_TASK_
Find each line containing the word "document" and report how many there are. Add nothing else.

_SUPPLIED INFORMATION_

....

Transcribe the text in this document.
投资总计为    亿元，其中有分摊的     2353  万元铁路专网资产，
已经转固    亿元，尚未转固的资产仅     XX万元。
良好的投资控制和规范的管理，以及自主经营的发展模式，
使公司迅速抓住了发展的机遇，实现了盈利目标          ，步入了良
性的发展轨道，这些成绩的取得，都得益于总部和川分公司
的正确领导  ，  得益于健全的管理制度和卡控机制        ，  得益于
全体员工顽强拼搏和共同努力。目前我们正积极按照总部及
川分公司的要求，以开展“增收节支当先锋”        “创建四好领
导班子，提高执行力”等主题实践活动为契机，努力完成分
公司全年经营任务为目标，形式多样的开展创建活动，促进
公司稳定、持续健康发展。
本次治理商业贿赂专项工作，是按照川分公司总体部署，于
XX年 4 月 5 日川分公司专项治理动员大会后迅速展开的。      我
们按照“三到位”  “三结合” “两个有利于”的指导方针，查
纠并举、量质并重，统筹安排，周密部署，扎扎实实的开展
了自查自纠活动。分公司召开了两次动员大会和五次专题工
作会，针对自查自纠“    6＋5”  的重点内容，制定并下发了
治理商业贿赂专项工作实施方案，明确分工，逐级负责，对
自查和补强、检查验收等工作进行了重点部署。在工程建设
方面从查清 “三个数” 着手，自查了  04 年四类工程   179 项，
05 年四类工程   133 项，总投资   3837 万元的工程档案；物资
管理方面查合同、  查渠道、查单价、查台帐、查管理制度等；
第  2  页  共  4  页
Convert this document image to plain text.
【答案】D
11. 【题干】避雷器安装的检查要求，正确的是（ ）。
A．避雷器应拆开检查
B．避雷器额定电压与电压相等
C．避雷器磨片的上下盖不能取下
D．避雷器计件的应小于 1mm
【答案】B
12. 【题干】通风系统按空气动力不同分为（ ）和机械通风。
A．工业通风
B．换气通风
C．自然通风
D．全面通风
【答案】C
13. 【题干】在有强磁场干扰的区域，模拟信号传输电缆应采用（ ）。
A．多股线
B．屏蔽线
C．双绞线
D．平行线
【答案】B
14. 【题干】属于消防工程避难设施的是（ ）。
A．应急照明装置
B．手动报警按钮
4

....

_THE RESPONSE_
2